-- START DATA LISTING --

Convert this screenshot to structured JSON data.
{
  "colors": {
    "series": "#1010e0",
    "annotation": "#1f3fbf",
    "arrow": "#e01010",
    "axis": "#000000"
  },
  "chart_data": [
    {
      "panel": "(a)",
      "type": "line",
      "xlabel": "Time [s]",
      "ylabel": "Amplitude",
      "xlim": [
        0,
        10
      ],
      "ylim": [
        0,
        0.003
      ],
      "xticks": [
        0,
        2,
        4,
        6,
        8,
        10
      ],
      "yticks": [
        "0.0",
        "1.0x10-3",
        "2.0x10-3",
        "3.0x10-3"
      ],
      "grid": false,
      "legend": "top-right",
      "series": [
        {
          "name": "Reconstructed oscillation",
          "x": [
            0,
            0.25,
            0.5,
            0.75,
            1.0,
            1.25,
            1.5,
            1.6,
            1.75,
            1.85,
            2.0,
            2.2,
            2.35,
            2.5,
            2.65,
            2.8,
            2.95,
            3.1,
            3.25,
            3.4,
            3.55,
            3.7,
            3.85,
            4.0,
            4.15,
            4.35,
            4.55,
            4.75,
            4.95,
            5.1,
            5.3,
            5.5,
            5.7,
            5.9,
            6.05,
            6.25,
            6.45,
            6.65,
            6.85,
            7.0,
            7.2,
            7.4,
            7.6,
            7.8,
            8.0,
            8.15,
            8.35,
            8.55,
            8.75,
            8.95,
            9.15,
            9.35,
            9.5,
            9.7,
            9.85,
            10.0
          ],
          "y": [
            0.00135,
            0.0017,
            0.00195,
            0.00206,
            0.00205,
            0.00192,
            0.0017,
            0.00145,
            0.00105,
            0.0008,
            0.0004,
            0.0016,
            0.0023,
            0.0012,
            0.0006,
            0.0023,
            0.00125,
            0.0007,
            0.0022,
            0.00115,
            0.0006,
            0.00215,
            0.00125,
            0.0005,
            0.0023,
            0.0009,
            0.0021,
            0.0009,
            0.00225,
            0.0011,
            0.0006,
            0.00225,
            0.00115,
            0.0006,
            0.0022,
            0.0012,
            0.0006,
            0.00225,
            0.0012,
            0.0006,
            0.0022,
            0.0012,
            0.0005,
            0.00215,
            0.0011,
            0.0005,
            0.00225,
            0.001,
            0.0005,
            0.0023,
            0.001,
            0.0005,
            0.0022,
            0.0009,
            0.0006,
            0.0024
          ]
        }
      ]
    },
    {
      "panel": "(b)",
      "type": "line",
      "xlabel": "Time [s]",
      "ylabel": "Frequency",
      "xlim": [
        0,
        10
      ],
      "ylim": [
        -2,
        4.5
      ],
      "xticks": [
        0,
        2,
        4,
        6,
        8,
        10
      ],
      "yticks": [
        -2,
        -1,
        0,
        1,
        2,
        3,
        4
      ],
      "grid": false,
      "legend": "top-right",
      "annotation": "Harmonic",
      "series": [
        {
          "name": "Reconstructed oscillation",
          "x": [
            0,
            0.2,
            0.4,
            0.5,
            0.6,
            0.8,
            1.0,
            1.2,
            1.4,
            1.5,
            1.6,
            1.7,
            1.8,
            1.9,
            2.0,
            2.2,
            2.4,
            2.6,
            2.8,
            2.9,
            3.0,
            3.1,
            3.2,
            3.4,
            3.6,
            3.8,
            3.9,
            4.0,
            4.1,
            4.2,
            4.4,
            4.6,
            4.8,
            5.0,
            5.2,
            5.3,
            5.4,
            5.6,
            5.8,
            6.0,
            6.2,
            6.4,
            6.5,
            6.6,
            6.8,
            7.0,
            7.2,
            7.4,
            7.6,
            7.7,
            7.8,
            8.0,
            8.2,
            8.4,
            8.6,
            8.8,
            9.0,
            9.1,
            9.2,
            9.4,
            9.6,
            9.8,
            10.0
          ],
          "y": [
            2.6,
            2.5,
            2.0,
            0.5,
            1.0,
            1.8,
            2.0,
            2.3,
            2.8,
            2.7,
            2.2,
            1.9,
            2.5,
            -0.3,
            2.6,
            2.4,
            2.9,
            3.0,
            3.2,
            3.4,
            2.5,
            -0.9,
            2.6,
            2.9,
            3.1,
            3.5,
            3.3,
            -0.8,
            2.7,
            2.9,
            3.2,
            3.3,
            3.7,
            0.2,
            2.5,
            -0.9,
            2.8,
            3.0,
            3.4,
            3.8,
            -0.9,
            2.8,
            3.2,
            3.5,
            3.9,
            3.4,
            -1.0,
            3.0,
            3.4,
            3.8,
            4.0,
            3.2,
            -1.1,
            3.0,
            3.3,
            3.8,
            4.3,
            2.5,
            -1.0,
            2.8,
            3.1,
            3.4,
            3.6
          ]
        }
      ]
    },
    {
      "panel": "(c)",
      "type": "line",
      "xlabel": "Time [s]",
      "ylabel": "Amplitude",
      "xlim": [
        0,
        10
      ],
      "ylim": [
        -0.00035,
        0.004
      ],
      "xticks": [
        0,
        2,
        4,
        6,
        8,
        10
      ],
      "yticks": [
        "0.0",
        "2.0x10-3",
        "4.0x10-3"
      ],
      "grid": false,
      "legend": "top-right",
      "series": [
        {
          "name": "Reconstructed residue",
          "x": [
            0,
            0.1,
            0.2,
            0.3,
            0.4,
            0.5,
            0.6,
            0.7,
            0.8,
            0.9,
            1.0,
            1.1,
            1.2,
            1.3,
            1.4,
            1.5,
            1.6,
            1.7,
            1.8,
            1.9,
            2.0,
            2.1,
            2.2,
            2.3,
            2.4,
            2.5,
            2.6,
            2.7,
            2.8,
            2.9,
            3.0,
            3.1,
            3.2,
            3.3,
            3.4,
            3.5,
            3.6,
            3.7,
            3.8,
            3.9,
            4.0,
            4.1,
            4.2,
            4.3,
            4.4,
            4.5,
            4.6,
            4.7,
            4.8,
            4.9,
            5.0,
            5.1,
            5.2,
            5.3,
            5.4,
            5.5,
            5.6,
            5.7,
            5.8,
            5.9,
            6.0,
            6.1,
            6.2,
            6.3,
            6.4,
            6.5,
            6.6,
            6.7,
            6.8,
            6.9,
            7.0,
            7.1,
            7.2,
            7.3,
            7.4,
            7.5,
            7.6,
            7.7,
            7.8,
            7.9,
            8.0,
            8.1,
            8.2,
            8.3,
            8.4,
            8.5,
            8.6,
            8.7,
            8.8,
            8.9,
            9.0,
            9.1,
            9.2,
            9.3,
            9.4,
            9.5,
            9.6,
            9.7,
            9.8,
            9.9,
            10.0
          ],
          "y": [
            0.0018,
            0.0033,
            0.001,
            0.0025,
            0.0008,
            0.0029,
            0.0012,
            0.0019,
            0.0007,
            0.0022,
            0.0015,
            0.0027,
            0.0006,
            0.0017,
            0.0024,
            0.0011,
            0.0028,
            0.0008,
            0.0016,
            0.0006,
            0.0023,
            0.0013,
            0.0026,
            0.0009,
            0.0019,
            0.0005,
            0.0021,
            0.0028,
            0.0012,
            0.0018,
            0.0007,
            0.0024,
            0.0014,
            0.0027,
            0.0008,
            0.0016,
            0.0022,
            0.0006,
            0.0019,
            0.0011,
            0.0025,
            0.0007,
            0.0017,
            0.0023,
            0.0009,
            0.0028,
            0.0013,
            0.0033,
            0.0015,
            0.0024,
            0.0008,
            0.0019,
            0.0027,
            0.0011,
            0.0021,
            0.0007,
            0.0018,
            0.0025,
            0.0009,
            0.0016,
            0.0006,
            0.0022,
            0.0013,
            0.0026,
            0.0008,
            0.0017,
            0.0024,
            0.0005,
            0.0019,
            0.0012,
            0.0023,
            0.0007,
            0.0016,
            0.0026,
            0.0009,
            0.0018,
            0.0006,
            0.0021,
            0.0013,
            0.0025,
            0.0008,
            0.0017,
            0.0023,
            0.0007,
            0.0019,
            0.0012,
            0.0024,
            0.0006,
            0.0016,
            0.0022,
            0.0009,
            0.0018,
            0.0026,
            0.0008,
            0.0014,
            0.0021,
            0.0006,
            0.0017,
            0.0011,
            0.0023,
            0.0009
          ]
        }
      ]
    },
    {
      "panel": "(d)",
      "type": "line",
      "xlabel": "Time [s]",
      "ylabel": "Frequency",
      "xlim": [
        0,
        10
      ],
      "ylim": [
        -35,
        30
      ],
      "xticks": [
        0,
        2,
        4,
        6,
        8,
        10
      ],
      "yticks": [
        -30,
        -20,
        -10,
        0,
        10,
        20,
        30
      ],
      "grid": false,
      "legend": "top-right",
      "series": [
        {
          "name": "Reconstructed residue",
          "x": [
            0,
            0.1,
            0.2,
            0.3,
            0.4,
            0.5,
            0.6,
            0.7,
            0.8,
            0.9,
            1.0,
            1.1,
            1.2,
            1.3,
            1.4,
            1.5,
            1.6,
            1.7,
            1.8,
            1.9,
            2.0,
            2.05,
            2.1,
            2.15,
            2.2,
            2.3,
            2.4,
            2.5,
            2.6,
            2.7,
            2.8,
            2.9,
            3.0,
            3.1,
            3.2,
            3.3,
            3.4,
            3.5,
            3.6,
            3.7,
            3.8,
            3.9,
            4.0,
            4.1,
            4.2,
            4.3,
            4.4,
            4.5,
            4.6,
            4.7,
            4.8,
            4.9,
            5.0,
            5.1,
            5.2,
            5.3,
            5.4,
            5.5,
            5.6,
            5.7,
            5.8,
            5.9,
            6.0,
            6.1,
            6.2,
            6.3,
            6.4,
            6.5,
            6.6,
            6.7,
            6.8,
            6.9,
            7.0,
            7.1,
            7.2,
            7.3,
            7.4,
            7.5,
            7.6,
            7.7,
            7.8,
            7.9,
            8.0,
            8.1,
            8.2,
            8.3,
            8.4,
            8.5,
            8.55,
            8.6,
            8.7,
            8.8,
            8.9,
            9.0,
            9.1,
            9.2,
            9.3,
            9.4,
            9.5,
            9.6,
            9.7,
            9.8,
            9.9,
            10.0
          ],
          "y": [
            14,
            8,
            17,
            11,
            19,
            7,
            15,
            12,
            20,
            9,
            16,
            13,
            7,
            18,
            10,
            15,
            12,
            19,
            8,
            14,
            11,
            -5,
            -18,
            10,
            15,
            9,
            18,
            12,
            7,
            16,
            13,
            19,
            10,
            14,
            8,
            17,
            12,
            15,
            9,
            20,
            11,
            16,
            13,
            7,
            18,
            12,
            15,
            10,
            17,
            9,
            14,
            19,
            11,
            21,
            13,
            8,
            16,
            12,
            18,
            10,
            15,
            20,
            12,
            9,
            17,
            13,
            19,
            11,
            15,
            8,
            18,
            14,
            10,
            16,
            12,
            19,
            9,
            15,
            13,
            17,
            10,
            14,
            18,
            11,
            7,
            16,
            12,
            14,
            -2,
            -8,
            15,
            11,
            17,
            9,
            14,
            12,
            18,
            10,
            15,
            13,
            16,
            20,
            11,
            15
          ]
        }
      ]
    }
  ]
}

-- END DATA LISTING --

> TO BE DONE
Look through the data above. Copy every line with the string "annotation" in it.

> SOLVED PROBLEM
    "annotation": "#1f3fbf",
      "annotation": "Harmonic",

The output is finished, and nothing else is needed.